# Records for the task:
* * * * * * * * *
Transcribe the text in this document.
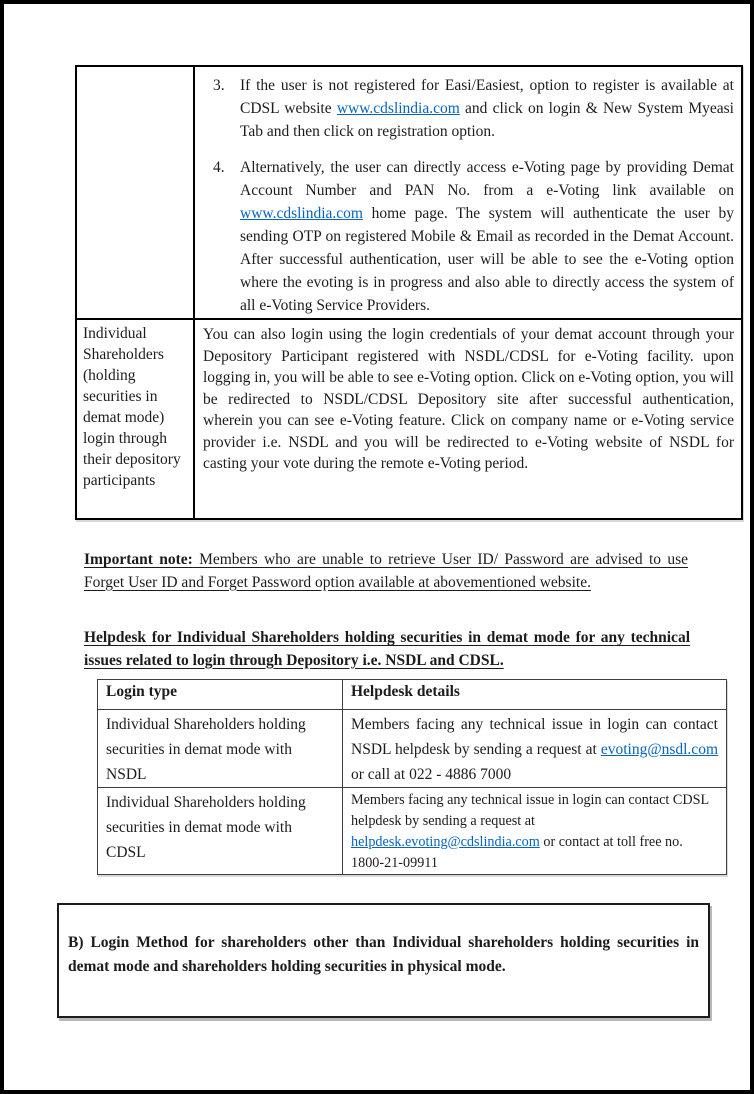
	3. If the user is not registered for Easi/Easiest, option to register is available at CDSL website www.cdslindia.com and click on login & New System Myeasi Tab and then click on registration option.
4. Alternatively, the user can directly access e-Voting page by providing Demat Account Number and PAN No. from a e-Voting link available on www.cdslindia.com home page. The system will authenticate the user by sending OTP on registered Mobile & Email as recorded in the Demat Account. After successful authentication, user will be able to see the e-Voting option where the evoting is in progress and also able to directly access the system of all e-Voting Service Providers.

Individual Shareholders (holding securities in demat mode) login through their depository participants	You can also login using the login credentials of your demat account through your Depository Participant registered with NSDL/CDSL for e-Voting facility. upon logging in, you will be able to see e-Voting option. Click on e-Voting option, you will be redirected to NSDL/CDSL Depository site after successful authentication, wherein you can see e-Voting feature. Click on company name or e-Voting service provider i.e. NSDL and you will be redirected to e-Voting website of NSDL for casting your vote during the remote e-Voting period.

Important note: Members who are unable to retrieve User ID/ Password are advised to use Forget User ID and Forget Password option available at abovementioned website.

Helpdesk for Individual Shareholders holding securities in demat mode for any technical issues related to login through Depository i.e. NSDL and CDSL.

Login type	Helpdesk details
Individual Shareholders holding securities in demat mode with NSDL	Members facing any technical issue in login can contact NSDL helpdesk by sending a request at evoting@nsdl.com or call at 022 - 4886 7000
Individual Shareholders holding securities in demat mode with CDSL	Members facing any technical issue in login can contact CDSL helpdesk by sending a request at helpdesk.evoting@cdslindia.com or contact at toll free no. 1800-21-09911

B) Login Method for shareholders other than Individual shareholders holding securities in demat mode and shareholders holding securities in physical mode.
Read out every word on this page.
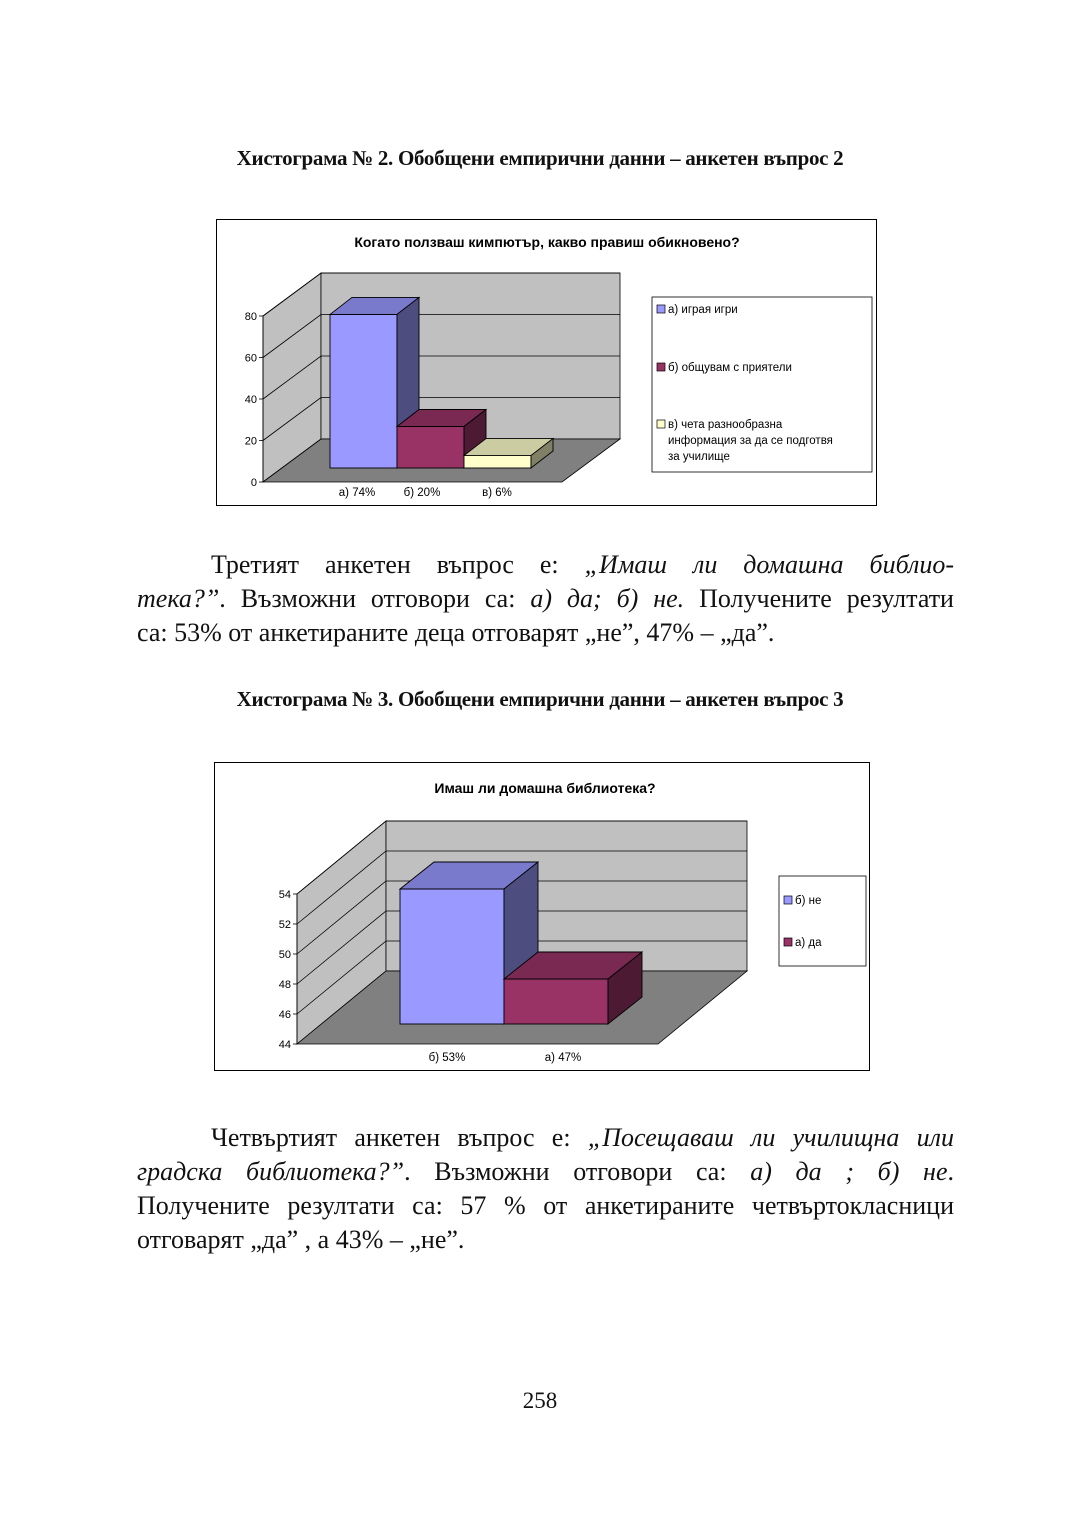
Хистограма № 2. Обобщени емпирични данни – анкетен въпрос 2
Когато ползваш кимпютър, какво правиш обикновено?
0
20
40
60
80
а) 74% б) 20%	в) 6%
а) играя игри
б) общувам с приятели
в) чета разнообразна информация за да се подготвя за училище
Третият анкетен въпрос е: „Имаш ли домашна библио-
тека?”. Възможни отговори са: а) да; б) не. Получените резултати
са: 53% от анкетираните деца отговарят „не”, 47% – „да”.
Хистограма № 3. Обобщени емпирични данни – анкетен въпрос 3
Имаш ли домашна библиотека?
44
46
48
50
52
54
б) 53%	а) 47%
б) не
а) да
Четвъртият анкетен въпрос е: „Посещаваш ли училищна или
градска библиотека?”. Възможни отговори са: а) да ; б) не.
Получените резултати са: 57 % от анкетираните четвъртокласници
отговарят „да” , а 43% – „не”.
258
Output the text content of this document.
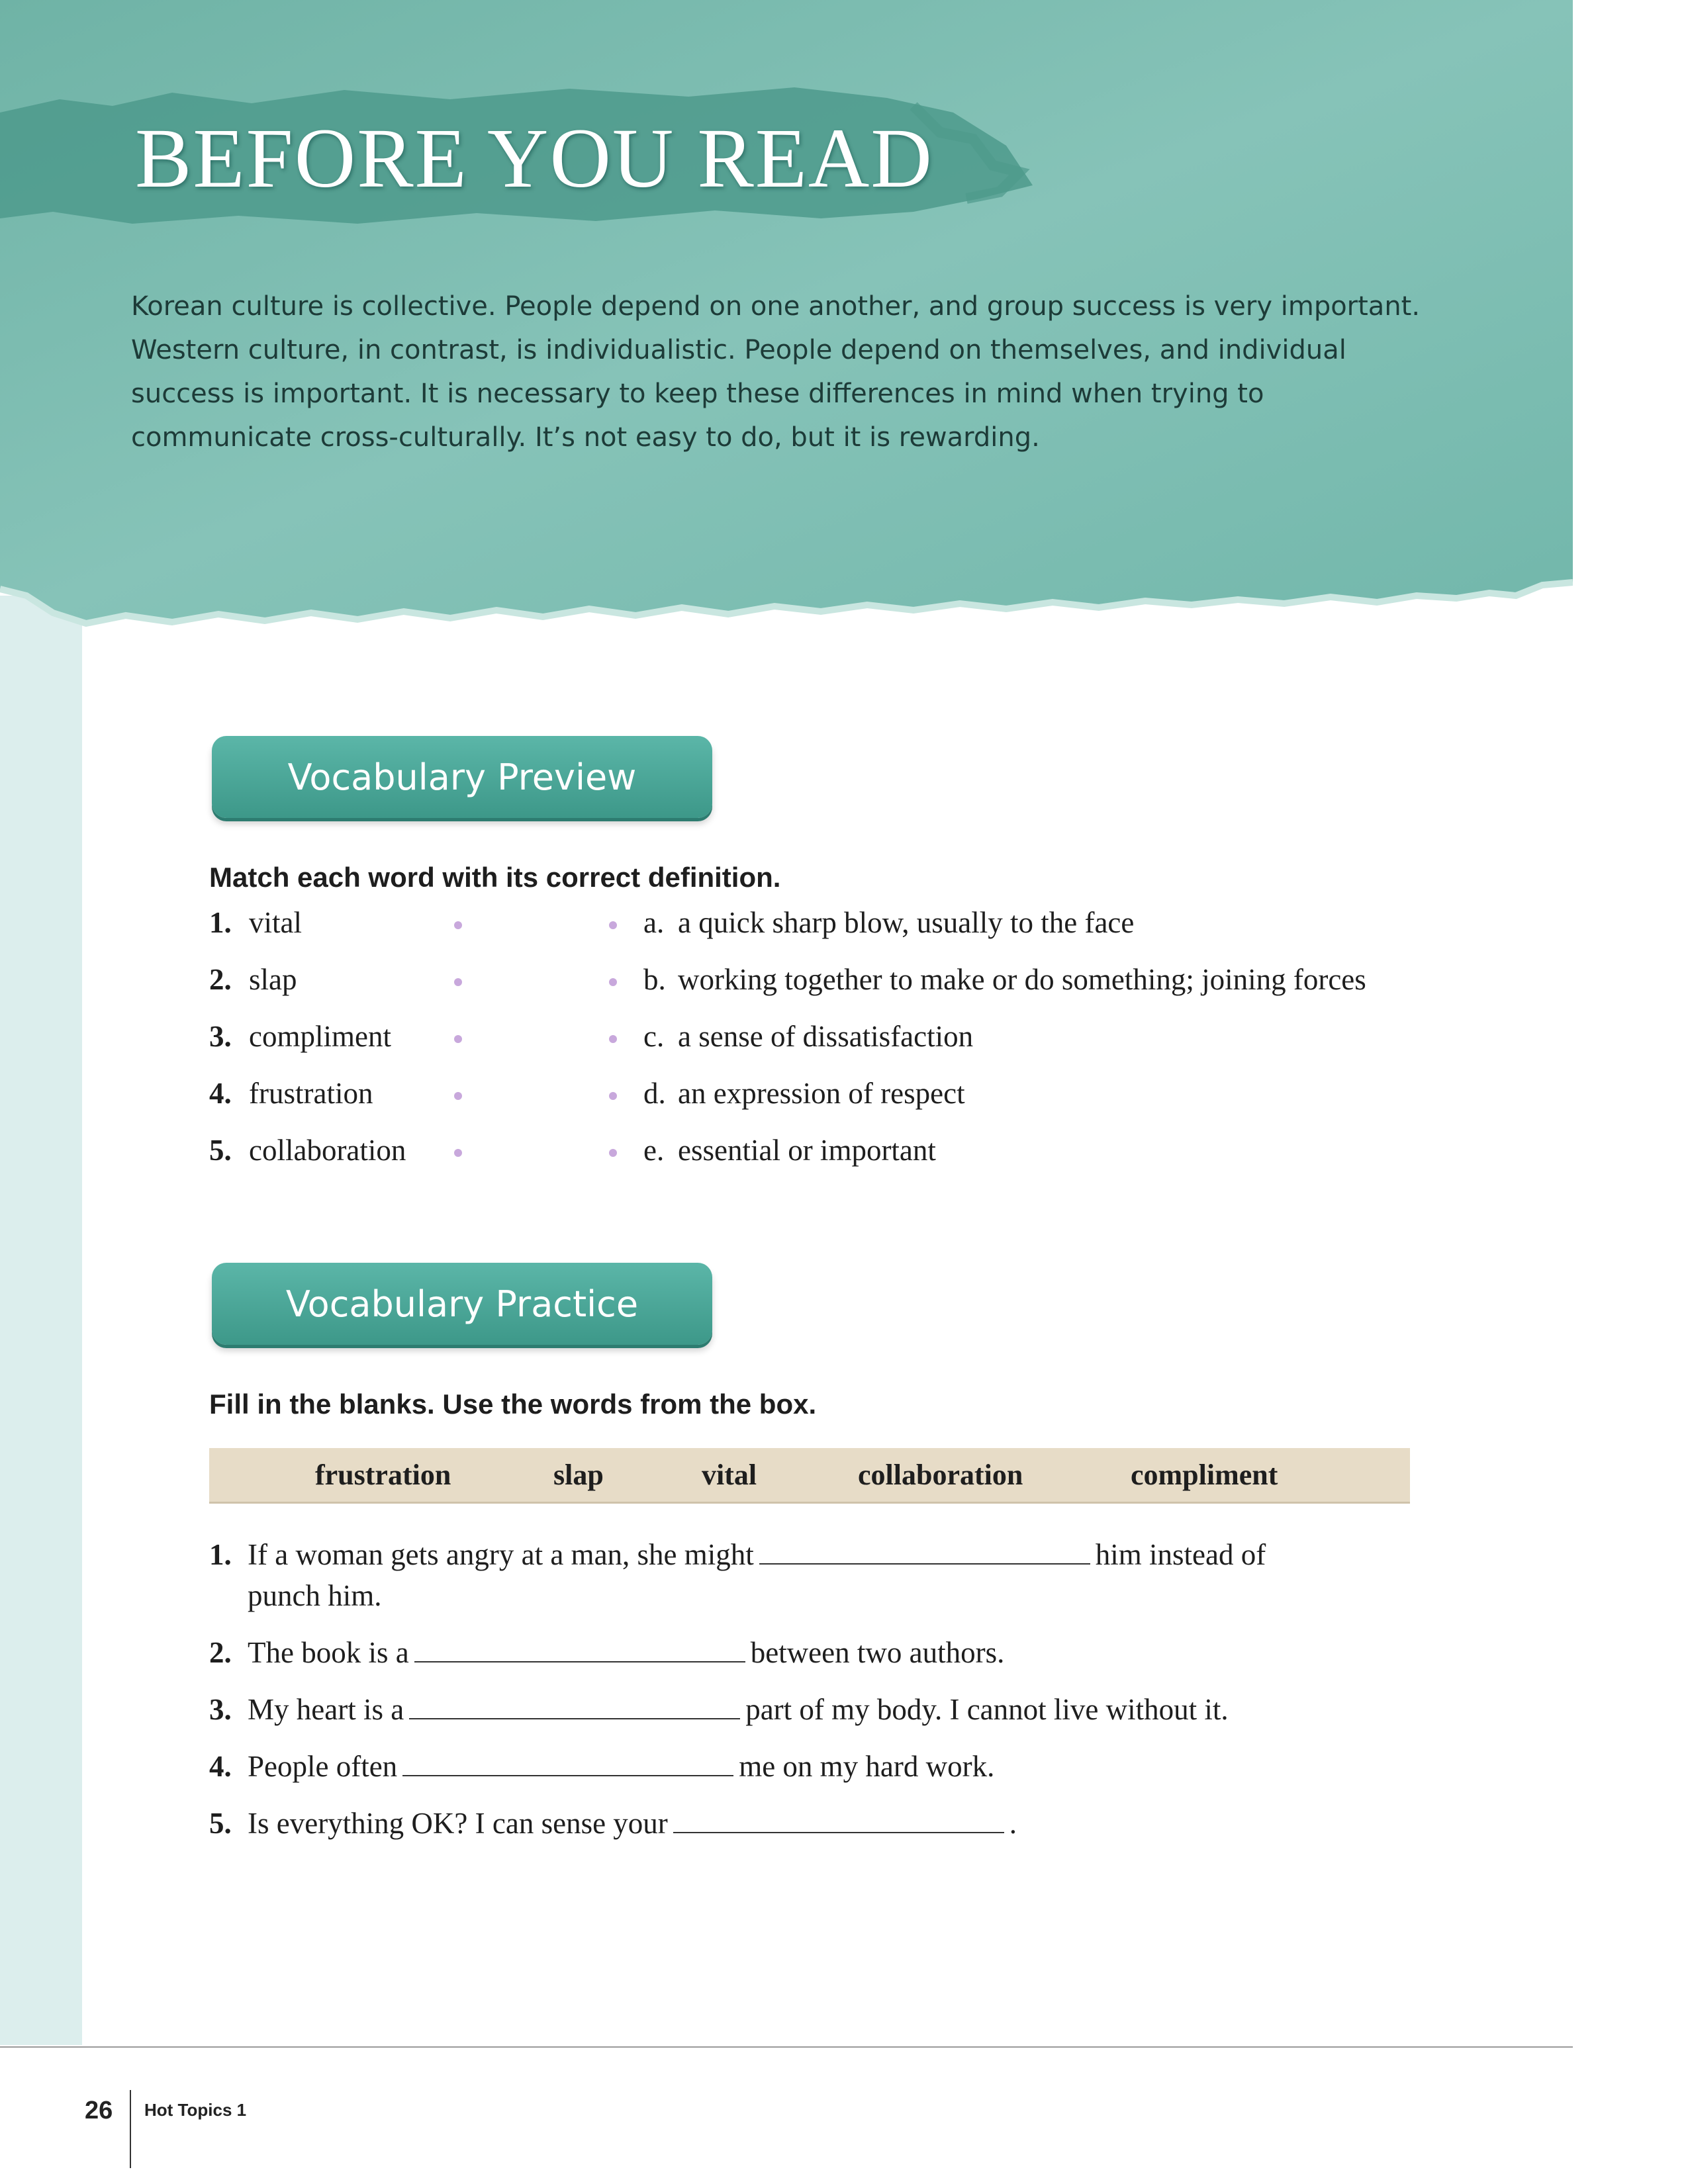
BEFORE YOU READ

Korean culture is collective. People depend on one another, and group success is very important. Western culture, in contrast, is individualistic. People depend on themselves, and individual success is important. It is necessary to keep these differences in mind when trying to communicate cross-culturally. It’s not easy to do, but it is rewarding.

Vocabulary Preview

Match each word with its correct definition.

1. vital	a. a quick sharp blow, usually to the face
2. slap	b. working together to make or do something; joining forces
3. compliment	c. a sense of dissatisfaction
4. frustration	d. an expression of respect
5. collaboration	e. essential or important
Vocabulary Practice

Fill in the blanks. Use the words from the box.

frustration	slap	vital	collaboration	compliment
1. If a woman gets angry at a man, she might	him instead of
punch him.
2. The book is a	between two authors.
3. My heart is a	part of my body. I cannot live without it.
4. People often	me on my hard work.
5. Is everything OK? I can sense your	.
26 Hot Topics 1
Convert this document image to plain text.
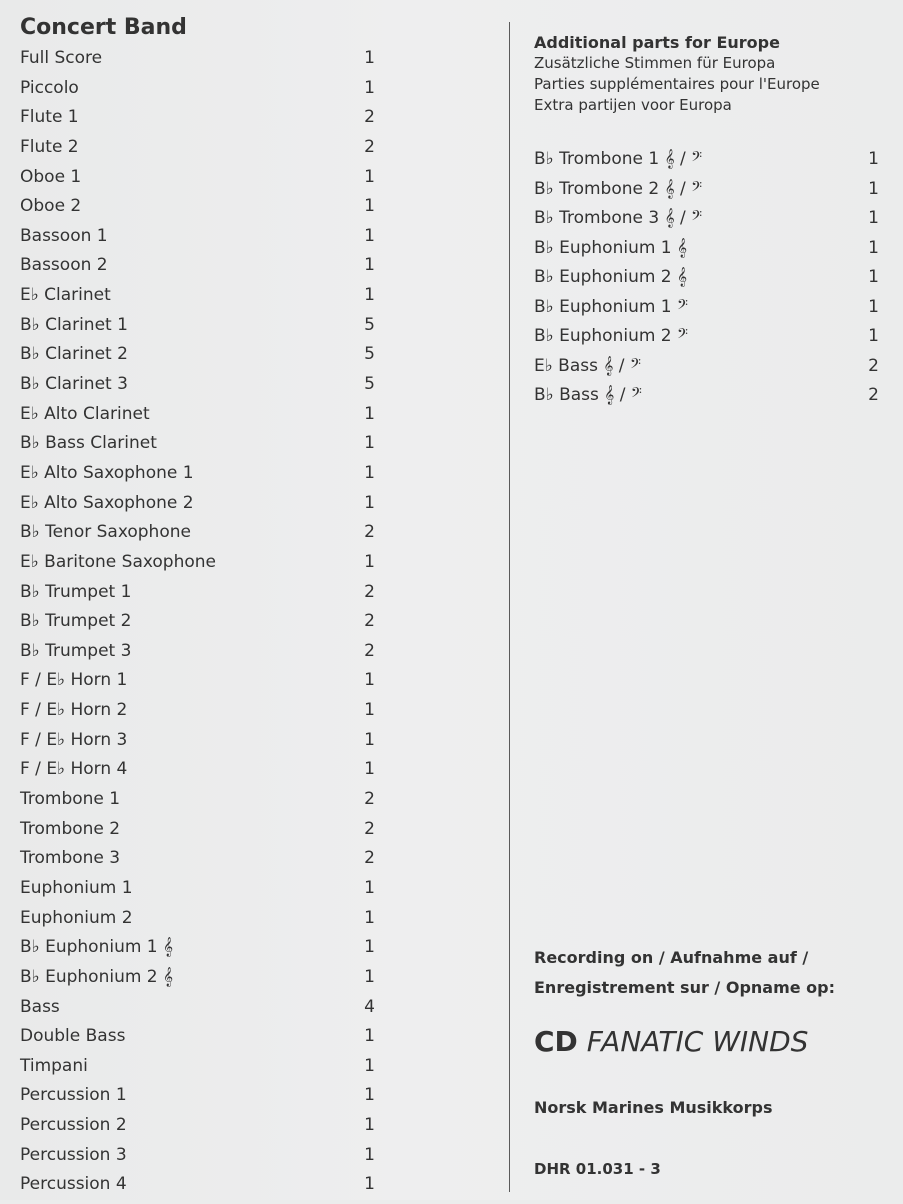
Concert Band
Full Score	1
Piccolo	1
Flute 1	2
Flute 2	2
Oboe 1	1
Oboe 2	1
Bassoon 1	1
Bassoon 2	1
E♭ Clarinet	1
B♭ Clarinet 1	5
B♭ Clarinet 2	5
B♭ Clarinet 3	5
E♭ Alto Clarinet	1
B♭ Bass Clarinet	1
E♭ Alto Saxophone 1	1
E♭ Alto Saxophone 2	1
B♭ Tenor Saxophone	2
E♭ Baritone Saxophone	1
B♭ Trumpet 1	2
B♭ Trumpet 2	2
B♭ Trumpet 3	2
F / E♭ Horn 1	1
F / E♭ Horn 2	1
F / E♭ Horn 3	1
F / E♭ Horn 4	1
Trombone 1	2
Trombone 2	2
Trombone 3	2
Euphonium 1	1
Euphonium 2	1
B♭ Euphonium 1 𝄞	1
B♭ Euphonium 2 𝄞	1
Bass	4
Double Bass	1
Timpani	1
Percussion 1	1
Percussion 2	1
Percussion 3	1
Percussion 4	1
Additional parts for Europe
Zusätzliche Stimmen für Europa
Parties supplémentaires pour l'Europe
Extra partijen voor Europa
B♭ Trombone 1 𝄞 / 𝄢	1
B♭ Trombone 2 𝄞 / 𝄢	1
B♭ Trombone 3 𝄞 / 𝄢	1
B♭ Euphonium 1 𝄞	1
B♭ Euphonium 2 𝄞	1
B♭ Euphonium 1 𝄢	1
B♭ Euphonium 2 𝄢	1
E♭ Bass 𝄞 / 𝄢	2
B♭ Bass 𝄞 / 𝄢	2
Recording on / Aufnahme auf /
Enregistrement sur / Opname op:
CD FANATIC WINDS
Norsk Marines Musikkorps
DHR 01.031 - 3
* * * * * * * * *
# What to produce:
Gather all lines with the string "registered" from the data.

# Correct response:
	3. If the user is not registered for Easi/Easiest, option to register is available at CDSL website www.cdslindia.com and click on login & New System Myeasi Tab and then click on registration option.
4. Alternatively, the user can directly access e-Voting page by providing Demat Account Number and PAN No. from a e-Voting link available on www.cdslindia.com home page. The system will authenticate the user by sending OTP on registered Mobile & Email as recorded in the Demat Account. After successful authentication, user will be able to see the e-Voting option where the evoting is in progress and also able to directly access the system of all e-Voting Service Providers.
Individual Shareholders (holding securities in demat mode) login through their depository participants	You can also login using the login credentials of your demat account through your Depository Participant registered with NSDL/CDSL for e-Voting facility. upon logging in, you will be able to see e-Voting option. Click on e-Voting option, you will be redirected to NSDL/CDSL Depository site after successful authentication, wherein you can see e-Voting feature. Click on company name or e-Voting service provider i.e. NSDL and you will be redirected to e-Voting website of NSDL for casting your vote during the remote e-Voting period.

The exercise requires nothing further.